Copy out every record below exactly as written, but leave out any pictures.
:::::
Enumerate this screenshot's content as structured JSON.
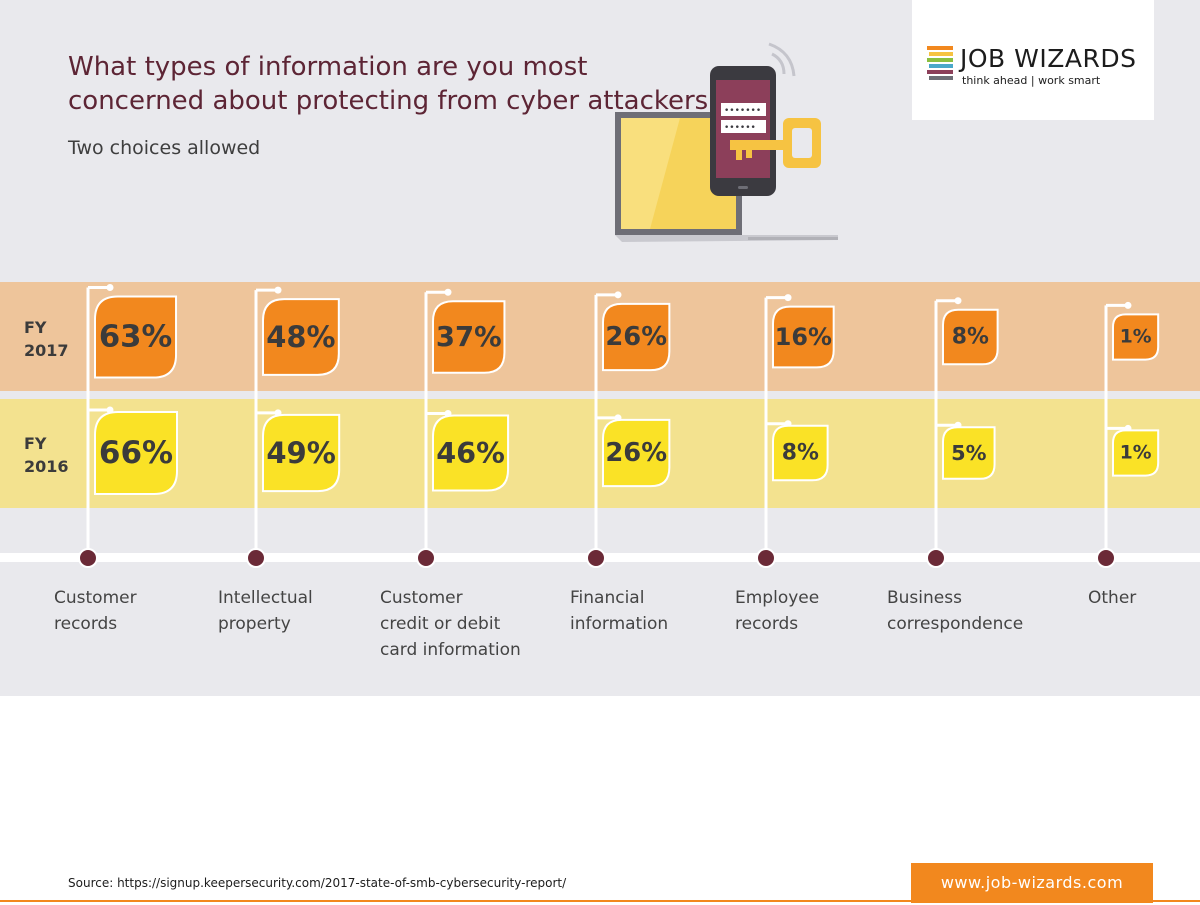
{
  "header": {
    "title": "What types of information are you most concerned about protecting from cyber attackers?",
    "subtitle": "Two choices allowed"
  },
  "logo": {
    "name": "JOB WIZARDS",
    "tagline": "think ahead | work smart"
  },
  "illustration": {
    "icons": [
      "laptop-icon",
      "smartphone-icon",
      "key-icon",
      "wifi-signal-icon"
    ],
    "password_mask": "•••••••",
    "password_mask_2": "••••••"
  },
  "rows": {
    "fy2017": {
      "line1": "FY",
      "line2": "2017"
    },
    "fy2016": {
      "line1": "FY",
      "line2": "2016"
    }
  },
  "chart_data": {
    "type": "bar",
    "categories": [
      "Customer records",
      "Intellectual property",
      "Customer credit or debit card information",
      "Financial information",
      "Employee records",
      "Business correspondence",
      "Other"
    ],
    "category_lines": [
      [
        "Customer",
        "records"
      ],
      [
        "Intellectual",
        "property"
      ],
      [
        "Customer",
        "credit or debit",
        "card information"
      ],
      [
        "Financial",
        "information"
      ],
      [
        "Employee",
        "records"
      ],
      [
        "Business",
        "correspondence"
      ],
      [
        "Other"
      ]
    ],
    "series": [
      {
        "name": "FY 2017",
        "values": [
          63,
          48,
          37,
          26,
          16,
          8,
          1
        ],
        "labels": [
          "63%",
          "48%",
          "37%",
          "26%",
          "16%",
          "8%",
          "1%"
        ],
        "color": "#f2881e"
      },
      {
        "name": "FY 2016",
        "values": [
          66,
          49,
          46,
          26,
          8,
          5,
          1
        ],
        "labels": [
          "66%",
          "49%",
          "46%",
          "26%",
          "8%",
          "5%",
          "1%"
        ],
        "color": "#fae226"
      }
    ],
    "unit": "%",
    "legend": "left"
  },
  "footer": {
    "source": "Source: https://signup.keepersecurity.com/2017-state-of-smb-cybersecurity-report/",
    "url": "www.job-wizards.com"
  },
  "colors": {
    "background": "#e9e9ed",
    "title": "#5d2535",
    "band_2017": "#eec59b",
    "band_2016": "#f3e28f",
    "accent_orange": "#f2881e",
    "accent_yellow": "#fae226",
    "marker": "#6b2a37"
  }
}
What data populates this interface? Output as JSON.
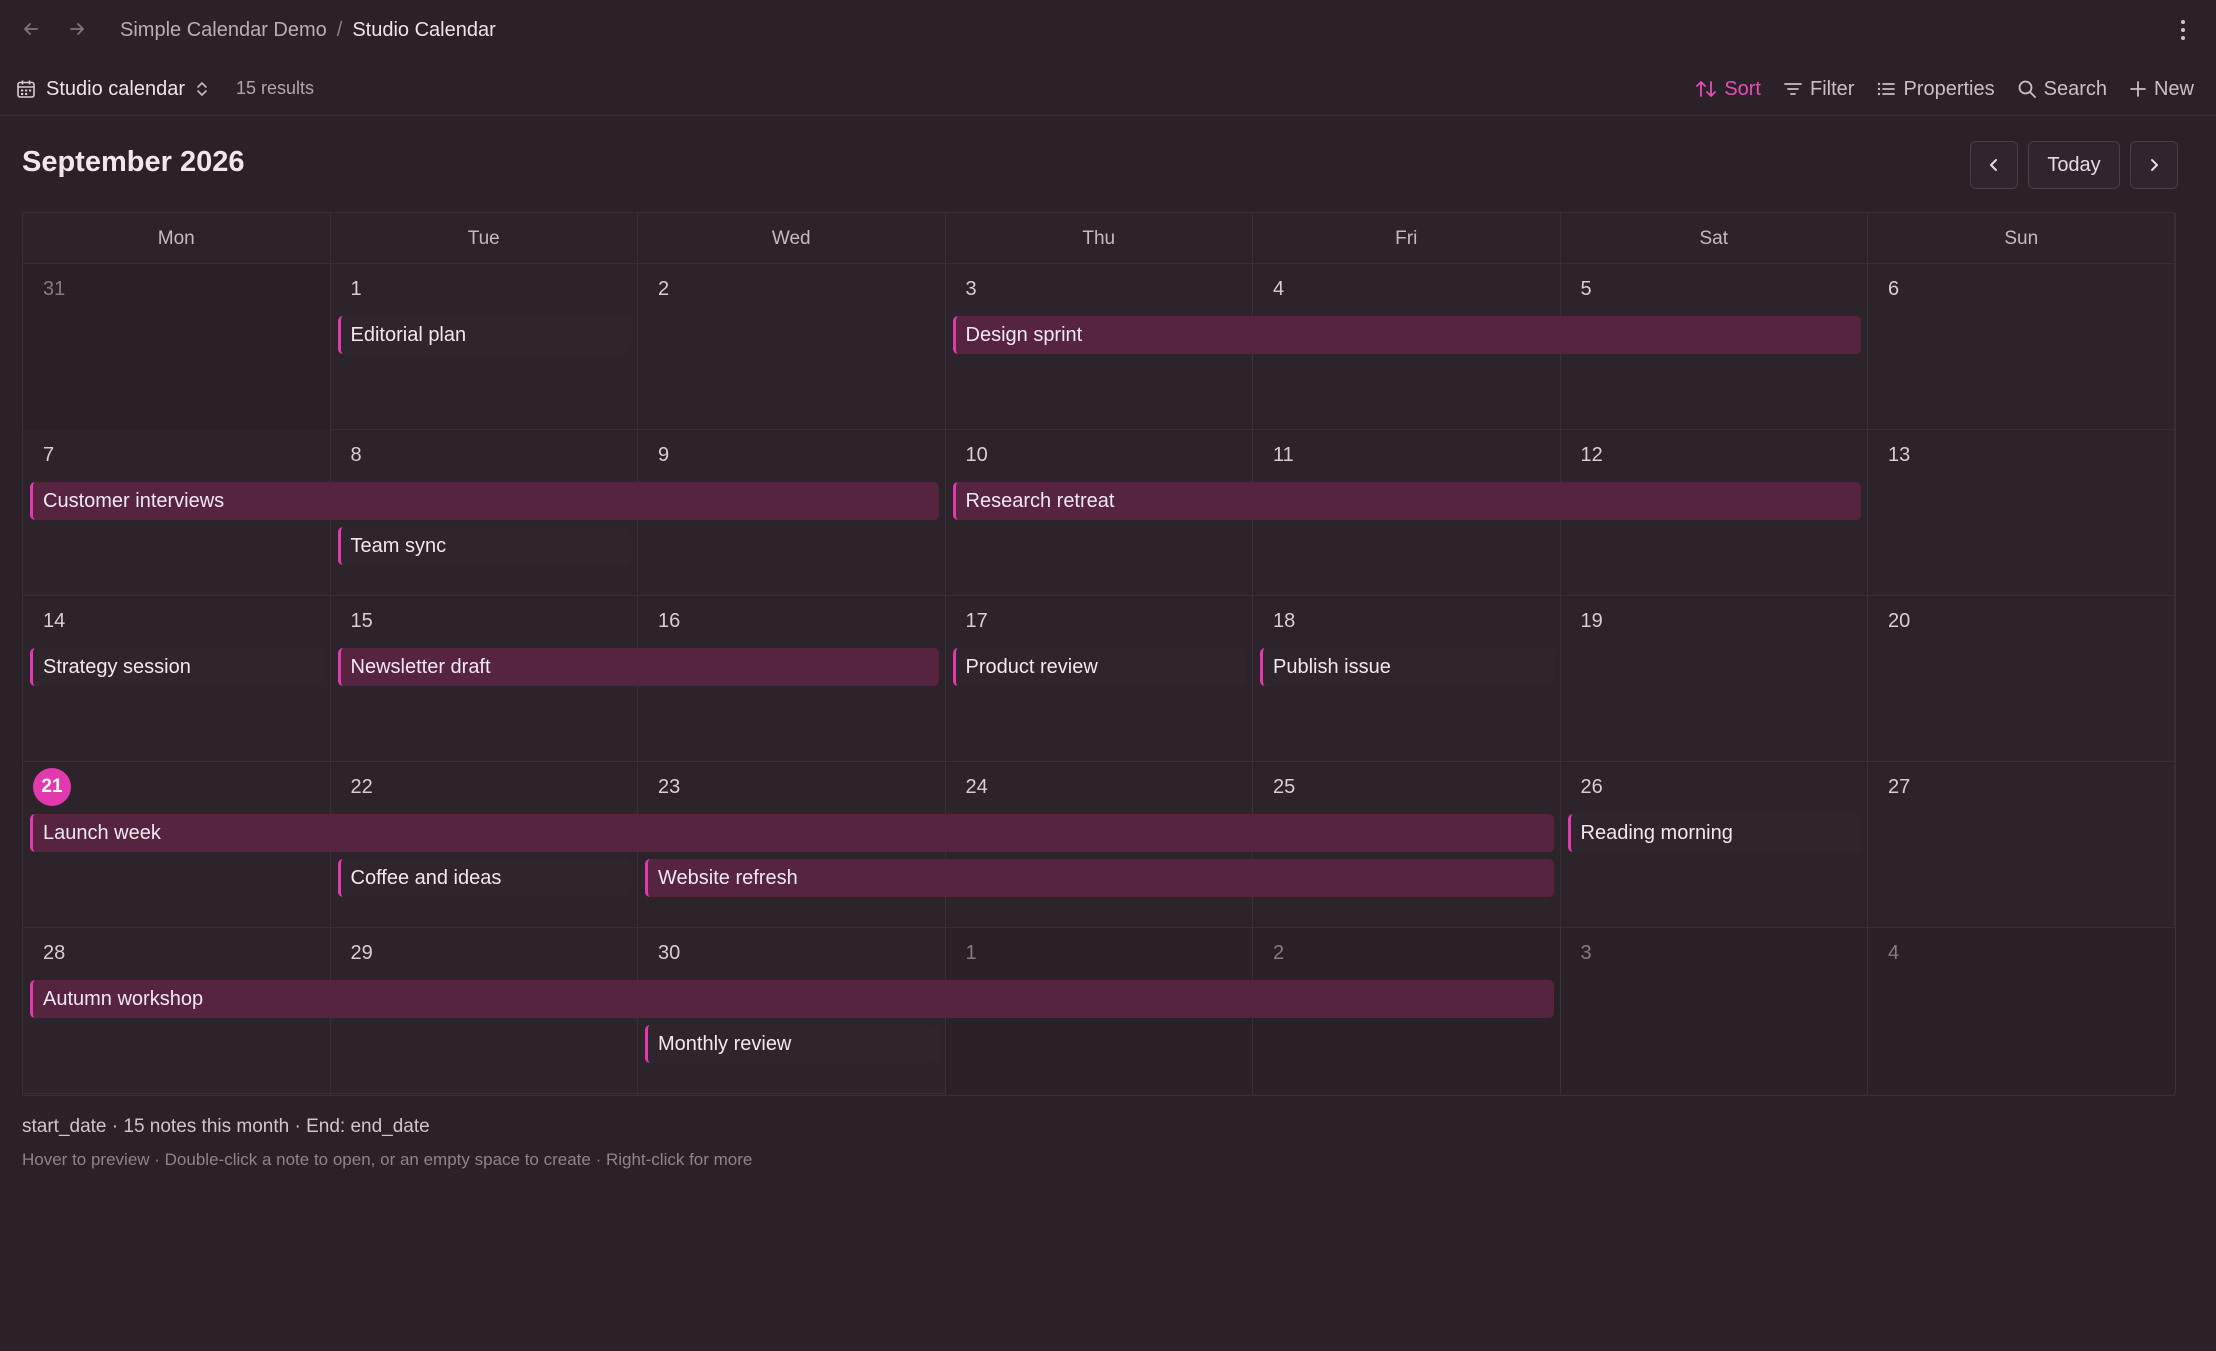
{
  "breadcrumb": {
    "parent": "Simple Calendar Demo",
    "separator": "/",
    "current": "Studio Calendar"
  },
  "toolbar": {
    "view_name": "Studio calendar",
    "results": "15 results",
    "actions": {
      "sort": "Sort",
      "filter": "Filter",
      "properties": "Properties",
      "search": "Search",
      "new": "New"
    }
  },
  "colors": {
    "accent": "#e23aae",
    "event_fill": "#56243f",
    "background": "#2b2129"
  },
  "month": {
    "title": "September 2026",
    "today_label": "Today"
  },
  "weekdays": [
    "Mon",
    "Tue",
    "Wed",
    "Thu",
    "Fri",
    "Sat",
    "Sun"
  ],
  "weeks": [
    [
      "31",
      "1",
      "2",
      "3",
      "4",
      "5",
      "6"
    ],
    [
      "7",
      "8",
      "9",
      "10",
      "11",
      "12",
      "13"
    ],
    [
      "14",
      "15",
      "16",
      "17",
      "18",
      "19",
      "20"
    ],
    [
      "21",
      "22",
      "23",
      "24",
      "25",
      "26",
      "27"
    ],
    [
      "28",
      "29",
      "30",
      "1",
      "2",
      "3",
      "4"
    ]
  ],
  "outside_days": {
    "w0": [
      0
    ],
    "w4": [
      3,
      4,
      5,
      6
    ]
  },
  "today": {
    "week": 3,
    "day": 0
  },
  "events": [
    {
      "title": "Editorial plan",
      "week": 0,
      "start_day": 1,
      "span_days": 1,
      "lane": 0
    },
    {
      "title": "Design sprint",
      "week": 0,
      "start_day": 3,
      "span_days": 3,
      "lane": 0
    },
    {
      "title": "Customer interviews",
      "week": 1,
      "start_day": 0,
      "span_days": 3,
      "lane": 0
    },
    {
      "title": "Research retreat",
      "week": 1,
      "start_day": 3,
      "span_days": 3,
      "lane": 0
    },
    {
      "title": "Team sync",
      "week": 1,
      "start_day": 1,
      "span_days": 1,
      "lane": 1
    },
    {
      "title": "Strategy session",
      "week": 2,
      "start_day": 0,
      "span_days": 1,
      "lane": 0
    },
    {
      "title": "Newsletter draft",
      "week": 2,
      "start_day": 1,
      "span_days": 2,
      "lane": 0
    },
    {
      "title": "Product review",
      "week": 2,
      "start_day": 3,
      "span_days": 1,
      "lane": 0
    },
    {
      "title": "Publish issue",
      "week": 2,
      "start_day": 4,
      "span_days": 1,
      "lane": 0
    },
    {
      "title": "Launch week",
      "week": 3,
      "start_day": 0,
      "span_days": 5,
      "lane": 0
    },
    {
      "title": "Reading morning",
      "week": 3,
      "start_day": 5,
      "span_days": 1,
      "lane": 0
    },
    {
      "title": "Coffee and ideas",
      "week": 3,
      "start_day": 1,
      "span_days": 1,
      "lane": 1
    },
    {
      "title": "Website refresh",
      "week": 3,
      "start_day": 2,
      "span_days": 3,
      "lane": 1
    },
    {
      "title": "Autumn workshop",
      "week": 4,
      "start_day": 0,
      "span_days": 5,
      "lane": 0
    },
    {
      "title": "Monthly review",
      "week": 4,
      "start_day": 2,
      "span_days": 1,
      "lane": 1
    }
  ],
  "footer": {
    "summary": "start_date · 15 notes this month · End: end_date",
    "hint": "Hover to preview · Double-click a note to open, or an empty space to create · Right-click for more"
  }
}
:::::
### COMPLETE RESPONSE
Enumerate this screenshot's content as structured JSON.
{
  "header": {
    "title": "What types of information are you most concerned about protecting from cyber attackers?",
    "subtitle": "Two choices allowed"
  },
  "logo": {
    "name": "JOB WIZARDS",
    "tagline": "think ahead | work smart"
  },
  "illustration": {
    "icons": [
      "laptop-icon",
      "smartphone-icon",
      "key-icon",
      "wifi-signal-icon"
    ],
    "password_mask": "•••••••",
    "password_mask_2": "••••••"
  },
  "rows": {
    "fy2017": {
      "line1": "FY",
      "line2": "2017"
    },
    "fy2016": {
      "line1": "FY",
      "line2": "2016"
    }
  },
  "chart_data": {
    "type": "bar",
    "categories": [
      "Customer records",
      "Intellectual property",
      "Customer credit or debit card information",
      "Financial information",
      "Employee records",
      "Business correspondence",
      "Other"
    ],
    "category_lines": [
      [
        "Customer",
        "records"
      ],
      [
        "Intellectual",
        "property"
      ],
      [
        "Customer",
        "credit or debit",
        "card information"
      ],
      [
        "Financial",
        "information"
      ],
      [
        "Employee",
        "records"
      ],
      [
        "Business",
        "correspondence"
      ],
      [
        "Other"
      ]
    ],
    "series": [
      {
        "name": "FY 2017",
        "values": [
          63,
          48,
          37,
          26,
          16,
          8,
          1
        ],
        "labels": [
          "63%",
          "48%",
          "37%",
          "26%",
          "16%",
          "8%",
          "1%"
        ],
        "color": "#f2881e"
      },
      {
        "name": "FY 2016",
        "values": [
          66,
          49,
          46,
          26,
          8,
          5,
          1
        ],
        "labels": [
          "66%",
          "49%",
          "46%",
          "26%",
          "8%",
          "5%",
          "1%"
        ],
        "color": "#fae226"
      }
    ],
    "unit": "%",
    "legend": "left"
  },
  "footer": {
    "source": "Source: https://signup.keepersecurity.com/2017-state-of-smb-cybersecurity-report/",
    "url": "www.job-wizards.com"
  },
  "colors": {
    "background": "#e9e9ed",
    "title": "#5d2535",
    "band_2017": "#eec59b",
    "band_2016": "#f3e28f",
    "accent_orange": "#f2881e",
    "accent_yellow": "#fae226",
    "marker": "#6b2a37"
  }
}
What data populates this interface? Output as JSON.
{
  "breadcrumb": {
    "parent": "Simple Calendar Demo",
    "separator": "/",
    "current": "Studio Calendar"
  },
  "toolbar": {
    "view_name": "Studio calendar",
    "results": "15 results",
    "actions": {
      "sort": "Sort",
      "filter": "Filter",
      "properties": "Properties",
      "search": "Search",
      "new": "New"
    }
  },
  "colors": {
    "accent": "#e23aae",
    "event_fill": "#56243f",
    "background": "#2b2129"
  },
  "month": {
    "title": "September 2026",
    "today_label": "Today"
  },
  "weekdays": [
    "Mon",
    "Tue",
    "Wed",
    "Thu",
    "Fri",
    "Sat",
    "Sun"
  ],
  "weeks": [
    [
      "31",
      "1",
      "2",
      "3",
      "4",
      "5",
      "6"
    ],
    [
      "7",
      "8",
      "9",
      "10",
      "11",
      "12",
      "13"
    ],
    [
      "14",
      "15",
      "16",
      "17",
      "18",
      "19",
      "20"
    ],
    [
      "21",
      "22",
      "23",
      "24",
      "25",
      "26",
      "27"
    ],
    [
      "28",
      "29",
      "30",
      "1",
      "2",
      "3",
      "4"
    ]
  ],
  "outside_days": {
    "w0": [
      0
    ],
    "w4": [
      3,
      4,
      5,
      6
    ]
  },
  "today": {
    "week": 3,
    "day": 0
  },
  "events": [
    {
      "title": "Editorial plan",
      "week": 0,
      "start_day": 1,
      "span_days": 1,
      "lane": 0
    },
    {
      "title": "Design sprint",
      "week": 0,
      "start_day": 3,
      "span_days": 3,
      "lane": 0
    },
    {
      "title": "Customer interviews",
      "week": 1,
      "start_day": 0,
      "span_days": 3,
      "lane": 0
    },
    {
      "title": "Research retreat",
      "week": 1,
      "start_day": 3,
      "span_days": 3,
      "lane": 0
    },
    {
      "title": "Team sync",
      "week": 1,
      "start_day": 1,
      "span_days": 1,
      "lane": 1
    },
    {
      "title": "Strategy session",
      "week": 2,
      "start_day": 0,
      "span_days": 1,
      "lane": 0
    },
    {
      "title": "Newsletter draft",
      "week": 2,
      "start_day": 1,
      "span_days": 2,
      "lane": 0
    },
    {
      "title": "Product review",
      "week": 2,
      "start_day": 3,
      "span_days": 1,
      "lane": 0
    },
    {
      "title": "Publish issue",
      "week": 2,
      "start_day": 4,
      "span_days": 1,
      "lane": 0
    },
    {
      "title": "Launch week",
      "week": 3,
      "start_day": 0,
      "span_days": 5,
      "lane": 0
    },
    {
      "title": "Reading morning",
      "week": 3,
      "start_day": 5,
      "span_days": 1,
      "lane": 0
    },
    {
      "title": "Coffee and ideas",
      "week": 3,
      "start_day": 1,
      "span_days": 1,
      "lane": 1
    },
    {
      "title": "Website refresh",
      "week": 3,
      "start_day": 2,
      "span_days": 3,
      "lane": 1
    },
    {
      "title": "Autumn workshop",
      "week": 4,
      "start_day": 0,
      "span_days": 5,
      "lane": 0
    },
    {
      "title": "Monthly review",
      "week": 4,
      "start_day": 2,
      "span_days": 1,
      "lane": 1
    }
  ],
  "footer": {
    "summary": "start_date · 15 notes this month · End: end_date",
    "hint": "Hover to preview · Double-click a note to open, or an empty space to create · Right-click for more"
  }
}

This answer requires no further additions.